--- start ---

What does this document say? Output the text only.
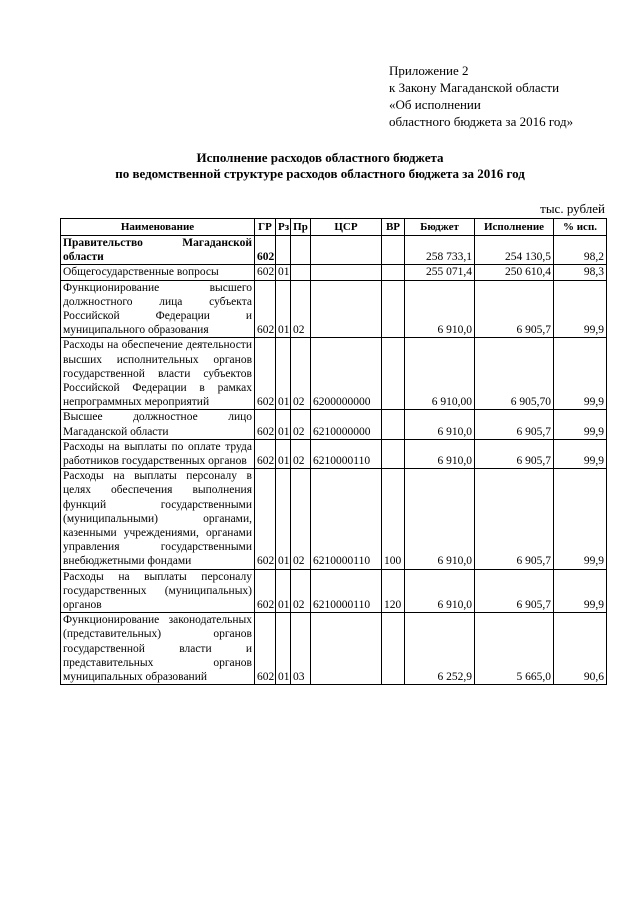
Приложение 2
к Закону Магаданской области
«Об исполнении
областного бюджета за 2016 год»
Исполнение расходов областного бюджета
по ведомственной структуре расходов областного бюджета за 2016 год
тыс. рублей
Наименование	ГР	Рз	Пр	ЦСР	ВР	Бюджет	Исполнение	% исп.
Правительство Магаданской области	602					258 733,1	254 130,5	98,2
Общегосударственные вопросы	602	01				255 071,4	250 610,4	98,3
Функционирование высшего должностного лица субъекта Российской Федерации и муниципального образования	602	01	02			6 910,0	6 905,7	99,9
Расходы на обеспечение деятельности высших исполнительных органов государственной власти субъектов Российской Федерации в рамках непрограммных мероприятий	602	01	02	6200000000		6 910,00	6 905,70	99,9
Высшее должностное лицо Магаданской области	602	01	02	6210000000		6 910,0	6 905,7	99,9
Расходы на выплаты по оплате труда работников государственных органов	602	01	02	6210000110		6 910,0	6 905,7	99,9
Расходы на выплаты персоналу в целях обеспечения выполнения функций государственными (муниципальными) органами, казенными учреждениями, органами управления государственными внебюджетными фондами	602	01	02	6210000110	100	6 910,0	6 905,7	99,9
Расходы на выплаты персоналу государственных (муниципальных) органов	602	01	02	6210000110	120	6 910,0	6 905,7	99,9
Функционирование законодательных (представительных) органов государственной власти и представительных органов муниципальных образований	602	01	03			6 252,9	5 665,0	90,6
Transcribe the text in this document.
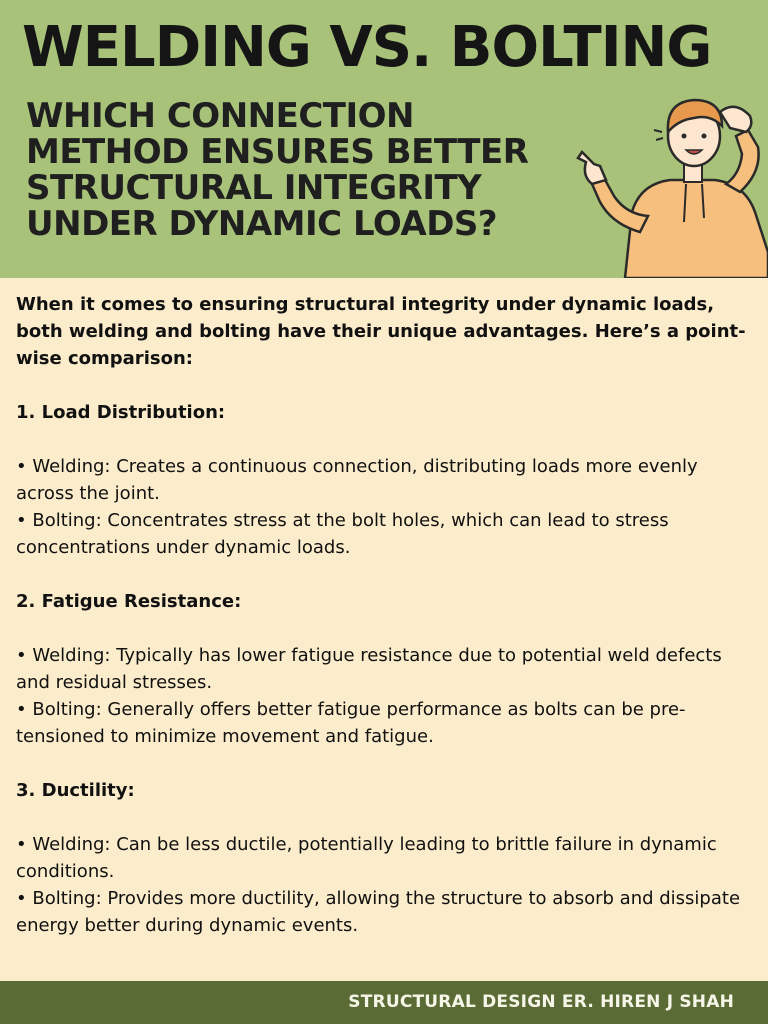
WELDING VS. BOLTING
WHICH CONNECTION
METHOD ENSURES BETTER
STRUCTURAL INTEGRITY
UNDER DYNAMIC LOADS?

When it comes to ensuring structural integrity under dynamic loads, both welding and bolting have their unique advantages. Here’s a point-wise comparison:

1. Load Distribution:

• Welding: Creates a continuous connection, distributing loads more evenly across the joint.

• Bolting: Concentrates stress at the bolt holes, which can lead to stress concentrations under dynamic loads.

2. Fatigue Resistance:

• Welding: Typically has lower fatigue resistance due to potential weld defects and residual stresses.

• Bolting: Generally offers better fatigue performance as bolts can be pre-tensioned to minimize movement and fatigue.

3. Ductility:

• Welding: Can be less ductile, potentially leading to brittle failure in dynamic conditions.

• Bolting: Provides more ductility, allowing the structure to absorb and dissipate energy better during dynamic events.

STRUCTURAL DESIGN ER. HIREN J SHAH
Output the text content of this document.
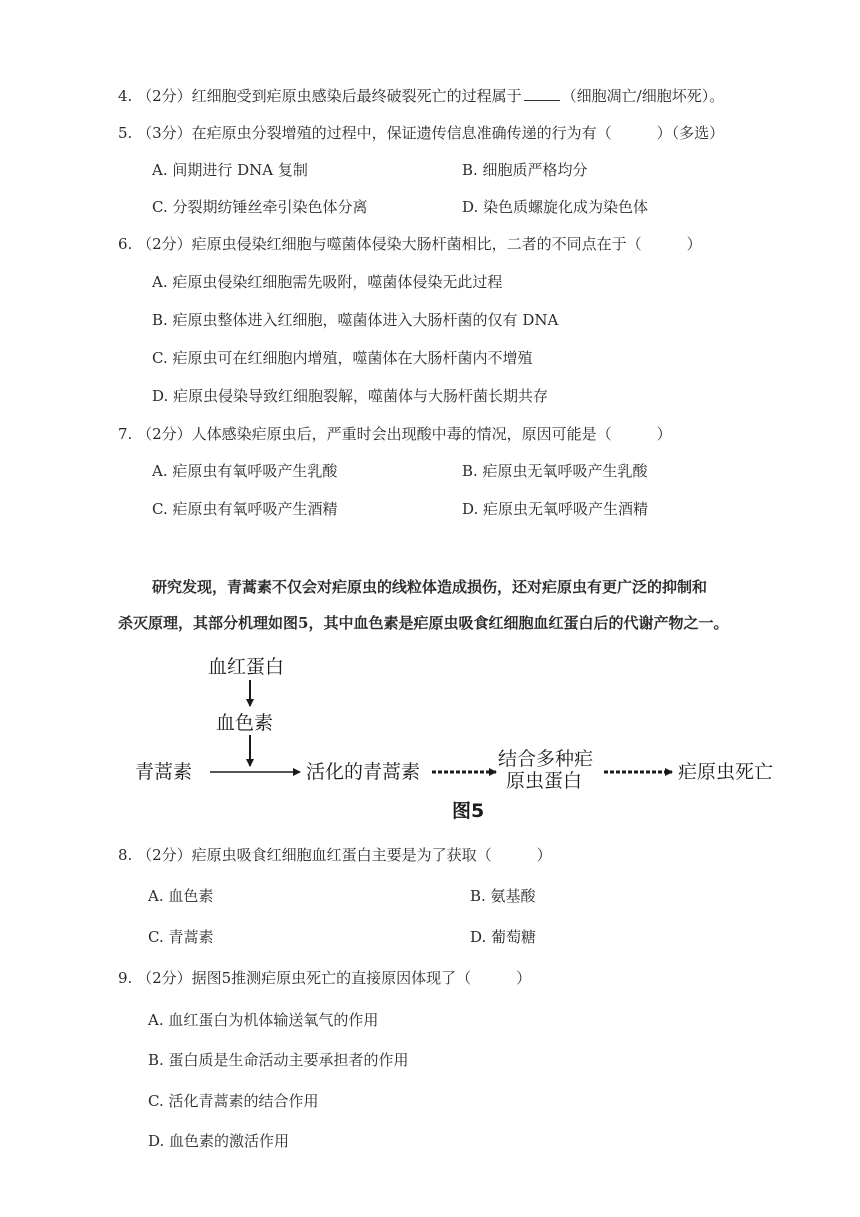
4. （2分）红细胞受到疟原虫感染后最终破裂死亡的过程属于	（细胞凋亡/细胞坏死）。
5. （3分）在疟原虫分裂增殖的过程中，保证遗传信息准确传递的行为有（　　　）（多选）
A. 间期进行 DNA 复制	B. 细胞质严格均分
C. 分裂期纺锤丝牵引染色体分离	D. 染色质螺旋化成为染色体
6. （2分）疟原虫侵染红细胞与噬菌体侵染大肠杆菌相比，二者的不同点在于（　　　）
A. 疟原虫侵染红细胞需先吸附，噬菌体侵染无此过程
B. 疟原虫整体进入红细胞，噬菌体进入大肠杆菌的仅有 DNA
C. 疟原虫可在红细胞内增殖，噬菌体在大肠杆菌内不增殖
D. 疟原虫侵染导致红细胞裂解，噬菌体与大肠杆菌长期共存
7. （2分）人体感染疟原虫后，严重时会出现酸中毒的情况，原因可能是（　　　）
A. 疟原虫有氧呼吸产生乳酸	B. 疟原虫无氧呼吸产生乳酸
C. 疟原虫有氧呼吸产生酒精	D. 疟原虫无氧呼吸产生酒精
研究发现，青蒿素不仅会对疟原虫的线粒体造成损伤，还对疟原虫有更广泛的抑制和
杀灭原理，其部分机理如图5，其中血色素是疟原虫吸食红细胞血红蛋白后的代谢产物之一。
血红蛋白
血色素
青蒿素	活化的青蒿素
结合多种疟
原虫蛋白	疟原虫死亡
图5
8. （2分）疟原虫吸食红细胞血红蛋白主要是为了获取（　　　）
A. 血色素	B. 氨基酸
C. 青蒿素	D. 葡萄糖
9. （2分）据图5推测疟原虫死亡的直接原因体现了（　　　）
A. 血红蛋白为机体输送氧气的作用
B. 蛋白质是生命活动主要承担者的作用
C. 活化青蒿素的结合作用
D. 血色素的激活作用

--- end ---

◆ Written problem: Quote every entry exactly, with the pictures omitted.

◆ Solution below:
What does this document say? Output the text only.
Приложение 2
к Закону Магаданской области
«Об исполнении
областного бюджета за 2016 год»
Исполнение расходов областного бюджета
по ведомственной структуре расходов областного бюджета за 2016 год
тыс. рублей
Наименование	ГР	Рз	Пр	ЦСР	ВР	Бюджет	Исполнение	% исп.
Правительство Магаданской области	602					258 733,1	254 130,5	98,2
Общегосударственные вопросы	602	01				255 071,4	250 610,4	98,3
Функционирование высшего должностного лица субъекта Российской Федерации и муниципального образования	602	01	02			6 910,0	6 905,7	99,9
Расходы на обеспечение деятельности высших исполнительных органов государственной власти субъектов Российской Федерации в рамках непрограммных мероприятий	602	01	02	6200000000		6 910,00	6 905,70	99,9
Высшее должностное лицо Магаданской области	602	01	02	6210000000		6 910,0	6 905,7	99,9
Расходы на выплаты по оплате труда работников государственных органов	602	01	02	6210000110		6 910,0	6 905,7	99,9
Расходы на выплаты персоналу в целях обеспечения выполнения функций государственными (муниципальными) органами, казенными учреждениями, органами управления государственными внебюджетными фондами	602	01	02	6210000110	100	6 910,0	6 905,7	99,9
Расходы на выплаты персоналу государственных (муниципальных) органов	602	01	02	6210000110	120	6 910,0	6 905,7	99,9
Функционирование законодательных (представительных) органов государственной власти и представительных органов муниципальных образований	602	01	03			6 252,9	5 665,0	90,6
Transcribe the text in this document.
WELDING VS. BOLTING
WHICH CONNECTION
METHOD ENSURES BETTER
STRUCTURAL INTEGRITY
UNDER DYNAMIC LOADS?

When it comes to ensuring structural integrity under dynamic loads, both welding and bolting have their unique advantages. Here’s a point-wise comparison:

1. Load Distribution:

• Welding: Creates a continuous connection, distributing loads more evenly across the joint.

• Bolting: Concentrates stress at the bolt holes, which can lead to stress concentrations under dynamic loads.

2. Fatigue Resistance:

• Welding: Typically has lower fatigue resistance due to potential weld defects and residual stresses.

• Bolting: Generally offers better fatigue performance as bolts can be pre-tensioned to minimize movement and fatigue.

3. Ductility:

• Welding: Can be less ductile, potentially leading to brittle failure in dynamic conditions.

• Bolting: Provides more ductility, allowing the structure to absorb and dissipate energy better during dynamic events.

STRUCTURAL DESIGN ER. HIREN J SHAH
Output the text content of this document.
4. （2分）红细胞受到疟原虫感染后最终破裂死亡的过程属于	（细胞凋亡/细胞坏死）。
5. （3分）在疟原虫分裂增殖的过程中，保证遗传信息准确传递的行为有（　　　）（多选）
A. 间期进行 DNA 复制	B. 细胞质严格均分
C. 分裂期纺锤丝牵引染色体分离	D. 染色质螺旋化成为染色体
6. （2分）疟原虫侵染红细胞与噬菌体侵染大肠杆菌相比，二者的不同点在于（　　　）
A. 疟原虫侵染红细胞需先吸附，噬菌体侵染无此过程
B. 疟原虫整体进入红细胞，噬菌体进入大肠杆菌的仅有 DNA
C. 疟原虫可在红细胞内增殖，噬菌体在大肠杆菌内不增殖
D. 疟原虫侵染导致红细胞裂解，噬菌体与大肠杆菌长期共存
7. （2分）人体感染疟原虫后，严重时会出现酸中毒的情况，原因可能是（　　　）
A. 疟原虫有氧呼吸产生乳酸	B. 疟原虫无氧呼吸产生乳酸
C. 疟原虫有氧呼吸产生酒精	D. 疟原虫无氧呼吸产生酒精
研究发现，青蒿素不仅会对疟原虫的线粒体造成损伤，还对疟原虫有更广泛的抑制和
杀灭原理，其部分机理如图5，其中血色素是疟原虫吸食红细胞血红蛋白后的代谢产物之一。
血红蛋白
血色素
青蒿素	活化的青蒿素
结合多种疟
原虫蛋白	疟原虫死亡
图5
8. （2分）疟原虫吸食红细胞血红蛋白主要是为了获取（　　　）
A. 血色素	B. 氨基酸
C. 青蒿素	D. 葡萄糖
9. （2分）据图5推测疟原虫死亡的直接原因体现了（　　　）
A. 血红蛋白为机体输送氧气的作用
B. 蛋白质是生命活动主要承担者的作用
C. 活化青蒿素的结合作用
D. 血色素的激活作用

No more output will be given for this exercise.